═════ STORED ROWS

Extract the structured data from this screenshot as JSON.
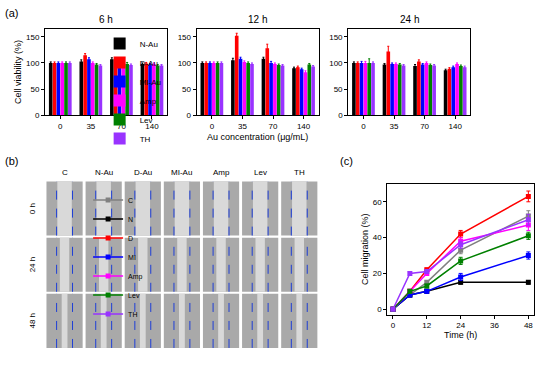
{
  "chart_data": [
    {
      "type": "bar",
      "title": "6 h",
      "annotations": [
        "(a)"
      ],
      "y_label": "Cell viability (%)",
      "categories": [
        "0",
        "35",
        "70",
        "140"
      ],
      "ylim": [
        0,
        165
      ],
      "yticks": [
        0,
        50,
        100,
        150
      ],
      "legend": "right",
      "series": [
        {
          "name": "N-Au",
          "color": "#000000",
          "values": [
            100,
            103,
            107,
            98
          ],
          "errors": [
            2,
            3,
            3,
            2
          ]
        },
        {
          "name": "D-Au",
          "color": "#ff0000",
          "values": [
            100,
            115,
            106,
            99
          ],
          "errors": [
            2,
            3,
            3,
            2
          ]
        },
        {
          "name": "MI-Au",
          "color": "#0000ff",
          "values": [
            100,
            107,
            103,
            97
          ],
          "errors": [
            2,
            3,
            3,
            2
          ]
        },
        {
          "name": "Amp",
          "color": "#ff00ff",
          "values": [
            100,
            100,
            101,
            98
          ],
          "errors": [
            2,
            2,
            3,
            2
          ]
        },
        {
          "name": "Lev",
          "color": "#008000",
          "values": [
            100,
            97,
            98,
            95
          ],
          "errors": [
            2,
            2,
            3,
            2
          ]
        },
        {
          "name": "TH",
          "color": "#9933ff",
          "values": [
            100,
            95,
            96,
            95
          ],
          "errors": [
            2,
            2,
            2,
            2
          ]
        }
      ]
    },
    {
      "type": "bar",
      "title": "12 h",
      "x_label": "Au concentration (μg/mL)",
      "categories": [
        "0",
        "35",
        "70",
        "140"
      ],
      "ylim": [
        0,
        165
      ],
      "yticks": [
        0,
        50,
        100,
        150
      ],
      "series": [
        {
          "name": "N-Au",
          "color": "#000000",
          "values": [
            100,
            105,
            108,
            90
          ],
          "errors": [
            2,
            4,
            3,
            2
          ]
        },
        {
          "name": "D-Au",
          "color": "#ff0000",
          "values": [
            100,
            152,
            128,
            92
          ],
          "errors": [
            2,
            5,
            8,
            2
          ]
        },
        {
          "name": "MI-Au",
          "color": "#0000ff",
          "values": [
            100,
            108,
            100,
            88
          ],
          "errors": [
            2,
            3,
            3,
            2
          ]
        },
        {
          "name": "Amp",
          "color": "#ff00ff",
          "values": [
            100,
            102,
            98,
            82
          ],
          "errors": [
            2,
            2,
            2,
            3
          ]
        },
        {
          "name": "Lev",
          "color": "#008000",
          "values": [
            100,
            100,
            96,
            97
          ],
          "errors": [
            2,
            2,
            2,
            2
          ]
        },
        {
          "name": "TH",
          "color": "#9933ff",
          "values": [
            100,
            98,
            95,
            93
          ],
          "errors": [
            2,
            2,
            2,
            2
          ]
        }
      ]
    },
    {
      "type": "bar",
      "title": "24 h",
      "categories": [
        "0",
        "35",
        "70",
        "140"
      ],
      "ylim": [
        0,
        165
      ],
      "yticks": [
        0,
        50,
        100,
        150
      ],
      "series": [
        {
          "name": "N-Au",
          "color": "#000000",
          "values": [
            100,
            97,
            94,
            86
          ],
          "errors": [
            2,
            2,
            3,
            2
          ]
        },
        {
          "name": "D-Au",
          "color": "#ff0000",
          "values": [
            100,
            122,
            103,
            89
          ],
          "errors": [
            2,
            10,
            3,
            2
          ]
        },
        {
          "name": "MI-Au",
          "color": "#0000ff",
          "values": [
            100,
            98,
            97,
            92
          ],
          "errors": [
            3,
            2,
            2,
            2
          ]
        },
        {
          "name": "Amp",
          "color": "#ff00ff",
          "values": [
            100,
            98,
            100,
            98
          ],
          "errors": [
            3,
            2,
            2,
            2
          ]
        },
        {
          "name": "Lev",
          "color": "#008000",
          "values": [
            100,
            97,
            96,
            94
          ],
          "errors": [
            8,
            2,
            2,
            2
          ]
        },
        {
          "name": "TH",
          "color": "#9933ff",
          "values": [
            100,
            95,
            95,
            92
          ],
          "errors": [
            2,
            2,
            2,
            2
          ]
        }
      ]
    },
    {
      "type": "line",
      "annotations": [
        "(c)"
      ],
      "x_label": "Time (h)",
      "y_label": "Cell migration (%)",
      "x": [
        0,
        6,
        12,
        24,
        48
      ],
      "xlim": [
        -2,
        50
      ],
      "xticks": [
        0,
        12,
        24,
        36,
        48
      ],
      "ylim": [
        -3,
        70
      ],
      "yticks": [
        0,
        20,
        40,
        60
      ],
      "legend": "upper left",
      "marker": "square",
      "series": [
        {
          "name": "C",
          "color": "#808080",
          "values": [
            0,
            8,
            15,
            33,
            52
          ],
          "errors": [
            0,
            1,
            1,
            2,
            3
          ]
        },
        {
          "name": "N",
          "color": "#000000",
          "values": [
            0,
            8,
            10,
            15,
            15
          ],
          "errors": [
            0,
            1,
            1,
            1,
            1
          ]
        },
        {
          "name": "D",
          "color": "#ff0000",
          "values": [
            0,
            10,
            22,
            42,
            63
          ],
          "errors": [
            0,
            1,
            1,
            2,
            3
          ]
        },
        {
          "name": "MI",
          "color": "#0000ff",
          "values": [
            0,
            8,
            10,
            18,
            30
          ],
          "errors": [
            0,
            1,
            1,
            2,
            2
          ]
        },
        {
          "name": "Amp",
          "color": "#ff00ff",
          "values": [
            0,
            10,
            20,
            38,
            47
          ],
          "errors": [
            0,
            1,
            1,
            2,
            3
          ]
        },
        {
          "name": "Lev",
          "color": "#008000",
          "values": [
            0,
            10,
            13,
            27,
            41
          ],
          "errors": [
            0,
            1,
            1,
            2,
            2
          ]
        },
        {
          "name": "TH",
          "color": "#9933ff",
          "values": [
            0,
            20,
            21,
            36,
            50
          ],
          "errors": [
            0,
            1,
            1,
            2,
            3
          ]
        }
      ]
    }
  ],
  "image_grid": {
    "label": "(b)",
    "columns": [
      "C",
      "N-Au",
      "D-Au",
      "MI-Au",
      "Amp",
      "Lev",
      "TH"
    ],
    "rows": [
      "0 h",
      "24 h",
      "48 h"
    ]
  }
}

══════════

→ **SHORT TASK**: Write the records out once more, exactly as they appear, with no pictures.

→ **ANSWER BELOW**:
Extract the structured data from this screenshot as JSON.
{
  "chart_data": [
    {
      "type": "bar",
      "title": "6 h",
      "annotations": [
        "(a)"
      ],
      "y_label": "Cell viability (%)",
      "categories": [
        "0",
        "35",
        "70",
        "140"
      ],
      "ylim": [
        0,
        165
      ],
      "yticks": [
        0,
        50,
        100,
        150
      ],
      "legend": "right",
      "series": [
        {
          "name": "N-Au",
          "color": "#000000",
          "values": [
            100,
            103,
            107,
            98
          ],
          "errors": [
            2,
            3,
            3,
            2
          ]
        },
        {
          "name": "D-Au",
          "color": "#ff0000",
          "values": [
            100,
            115,
            106,
            99
          ],
          "errors": [
            2,
            3,
            3,
            2
          ]
        },
        {
          "name": "MI-Au",
          "color": "#0000ff",
          "values": [
            100,
            107,
            103,
            97
          ],
          "errors": [
            2,
            3,
            3,
            2
          ]
        },
        {
          "name": "Amp",
          "color": "#ff00ff",
          "values": [
            100,
            100,
            101,
            98
          ],
          "errors": [
            2,
            2,
            3,
            2
          ]
        },
        {
          "name": "Lev",
          "color": "#008000",
          "values": [
            100,
            97,
            98,
            95
          ],
          "errors": [
            2,
            2,
            3,
            2
          ]
        },
        {
          "name": "TH",
          "color": "#9933ff",
          "values": [
            100,
            95,
            96,
            95
          ],
          "errors": [
            2,
            2,
            2,
            2
          ]
        }
      ]
    },
    {
      "type": "bar",
      "title": "12 h",
      "x_label": "Au concentration (μg/mL)",
      "categories": [
        "0",
        "35",
        "70",
        "140"
      ],
      "ylim": [
        0,
        165
      ],
      "yticks": [
        0,
        50,
        100,
        150
      ],
      "series": [
        {
          "name": "N-Au",
          "color": "#000000",
          "values": [
            100,
            105,
            108,
            90
          ],
          "errors": [
            2,
            4,
            3,
            2
          ]
        },
        {
          "name": "D-Au",
          "color": "#ff0000",
          "values": [
            100,
            152,
            128,
            92
          ],
          "errors": [
            2,
            5,
            8,
            2
          ]
        },
        {
          "name": "MI-Au",
          "color": "#0000ff",
          "values": [
            100,
            108,
            100,
            88
          ],
          "errors": [
            2,
            3,
            3,
            2
          ]
        },
        {
          "name": "Amp",
          "color": "#ff00ff",
          "values": [
            100,
            102,
            98,
            82
          ],
          "errors": [
            2,
            2,
            2,
            3
          ]
        },
        {
          "name": "Lev",
          "color": "#008000",
          "values": [
            100,
            100,
            96,
            97
          ],
          "errors": [
            2,
            2,
            2,
            2
          ]
        },
        {
          "name": "TH",
          "color": "#9933ff",
          "values": [
            100,
            98,
            95,
            93
          ],
          "errors": [
            2,
            2,
            2,
            2
          ]
        }
      ]
    },
    {
      "type": "bar",
      "title": "24 h",
      "categories": [
        "0",
        "35",
        "70",
        "140"
      ],
      "ylim": [
        0,
        165
      ],
      "yticks": [
        0,
        50,
        100,
        150
      ],
      "series": [
        {
          "name": "N-Au",
          "color": "#000000",
          "values": [
            100,
            97,
            94,
            86
          ],
          "errors": [
            2,
            2,
            3,
            2
          ]
        },
        {
          "name": "D-Au",
          "color": "#ff0000",
          "values": [
            100,
            122,
            103,
            89
          ],
          "errors": [
            2,
            10,
            3,
            2
          ]
        },
        {
          "name": "MI-Au",
          "color": "#0000ff",
          "values": [
            100,
            98,
            97,
            92
          ],
          "errors": [
            3,
            2,
            2,
            2
          ]
        },
        {
          "name": "Amp",
          "color": "#ff00ff",
          "values": [
            100,
            98,
            100,
            98
          ],
          "errors": [
            3,
            2,
            2,
            2
          ]
        },
        {
          "name": "Lev",
          "color": "#008000",
          "values": [
            100,
            97,
            96,
            94
          ],
          "errors": [
            8,
            2,
            2,
            2
          ]
        },
        {
          "name": "TH",
          "color": "#9933ff",
          "values": [
            100,
            95,
            95,
            92
          ],
          "errors": [
            2,
            2,
            2,
            2
          ]
        }
      ]
    },
    {
      "type": "line",
      "annotations": [
        "(c)"
      ],
      "x_label": "Time (h)",
      "y_label": "Cell migration (%)",
      "x": [
        0,
        6,
        12,
        24,
        48
      ],
      "xlim": [
        -2,
        50
      ],
      "xticks": [
        0,
        12,
        24,
        36,
        48
      ],
      "ylim": [
        -3,
        70
      ],
      "yticks": [
        0,
        20,
        40,
        60
      ],
      "legend": "upper left",
      "marker": "square",
      "series": [
        {
          "name": "C",
          "color": "#808080",
          "values": [
            0,
            8,
            15,
            33,
            52
          ],
          "errors": [
            0,
            1,
            1,
            2,
            3
          ]
        },
        {
          "name": "N",
          "color": "#000000",
          "values": [
            0,
            8,
            10,
            15,
            15
          ],
          "errors": [
            0,
            1,
            1,
            1,
            1
          ]
        },
        {
          "name": "D",
          "color": "#ff0000",
          "values": [
            0,
            10,
            22,
            42,
            63
          ],
          "errors": [
            0,
            1,
            1,
            2,
            3
          ]
        },
        {
          "name": "MI",
          "color": "#0000ff",
          "values": [
            0,
            8,
            10,
            18,
            30
          ],
          "errors": [
            0,
            1,
            1,
            2,
            2
          ]
        },
        {
          "name": "Amp",
          "color": "#ff00ff",
          "values": [
            0,
            10,
            20,
            38,
            47
          ],
          "errors": [
            0,
            1,
            1,
            2,
            3
          ]
        },
        {
          "name": "Lev",
          "color": "#008000",
          "values": [
            0,
            10,
            13,
            27,
            41
          ],
          "errors": [
            0,
            1,
            1,
            2,
            2
          ]
        },
        {
          "name": "TH",
          "color": "#9933ff",
          "values": [
            0,
            20,
            21,
            36,
            50
          ],
          "errors": [
            0,
            1,
            1,
            2,
            3
          ]
        }
      ]
    }
  ],
  "image_grid": {
    "label": "(b)",
    "columns": [
      "C",
      "N-Au",
      "D-Au",
      "MI-Au",
      "Amp",
      "Lev",
      "TH"
    ],
    "rows": [
      "0 h",
      "24 h",
      "48 h"
    ]
  }
}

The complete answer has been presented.